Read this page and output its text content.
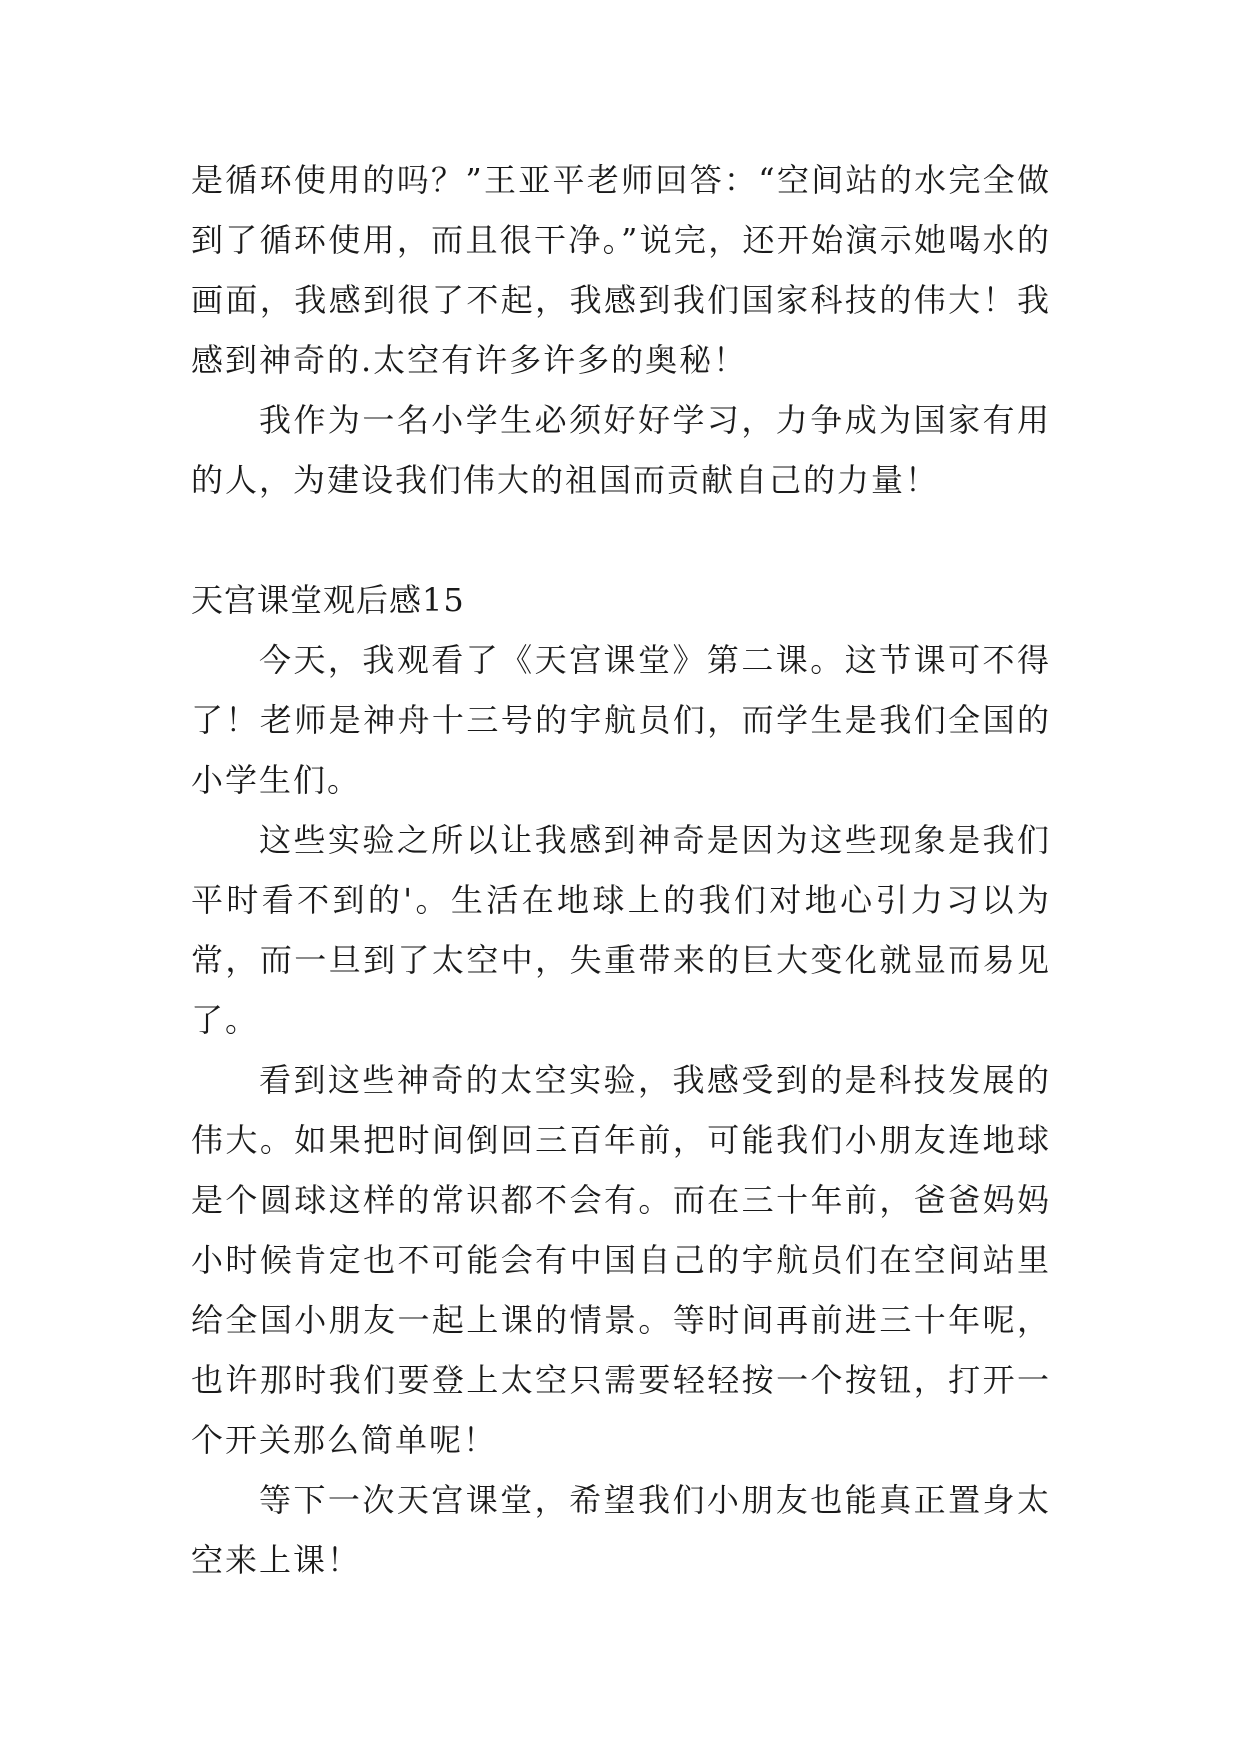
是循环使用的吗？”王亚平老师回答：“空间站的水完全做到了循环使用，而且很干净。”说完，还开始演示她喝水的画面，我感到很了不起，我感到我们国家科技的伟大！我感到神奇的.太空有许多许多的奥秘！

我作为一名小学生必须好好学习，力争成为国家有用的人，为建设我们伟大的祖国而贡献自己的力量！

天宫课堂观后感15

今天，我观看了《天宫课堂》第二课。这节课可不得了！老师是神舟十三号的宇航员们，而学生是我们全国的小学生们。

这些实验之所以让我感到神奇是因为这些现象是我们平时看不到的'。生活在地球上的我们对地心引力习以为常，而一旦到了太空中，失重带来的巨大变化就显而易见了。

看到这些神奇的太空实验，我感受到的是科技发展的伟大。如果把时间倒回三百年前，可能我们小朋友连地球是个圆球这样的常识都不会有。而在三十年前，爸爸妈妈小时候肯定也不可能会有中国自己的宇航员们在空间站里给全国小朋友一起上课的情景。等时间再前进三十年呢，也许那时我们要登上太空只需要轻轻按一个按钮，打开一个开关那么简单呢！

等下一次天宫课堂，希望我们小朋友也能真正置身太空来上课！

» Task brief: In this exercise, set down all of the data exactly, without the pictures.

» Answer for this exercise:
Read this page and output its text content.
是循环使用的吗？”王亚平老师回答：“空间站的水完全做到了循环使用，而且很干净。”说完，还开始演示她喝水的画面，我感到很了不起，我感到我们国家科技的伟大！我感到神奇的.太空有许多许多的奥秘！

我作为一名小学生必须好好学习，力争成为国家有用的人，为建设我们伟大的祖国而贡献自己的力量！

天宫课堂观后感15

今天，我观看了《天宫课堂》第二课。这节课可不得了！老师是神舟十三号的宇航员们，而学生是我们全国的小学生们。

这些实验之所以让我感到神奇是因为这些现象是我们平时看不到的'。生活在地球上的我们对地心引力习以为常，而一旦到了太空中，失重带来的巨大变化就显而易见了。

看到这些神奇的太空实验，我感受到的是科技发展的伟大。如果把时间倒回三百年前，可能我们小朋友连地球是个圆球这样的常识都不会有。而在三十年前，爸爸妈妈小时候肯定也不可能会有中国自己的宇航员们在空间站里给全国小朋友一起上课的情景。等时间再前进三十年呢，也许那时我们要登上太空只需要轻轻按一个按钮，打开一个开关那么简单呢！

等下一次天宫课堂，希望我们小朋友也能真正置身太空来上课！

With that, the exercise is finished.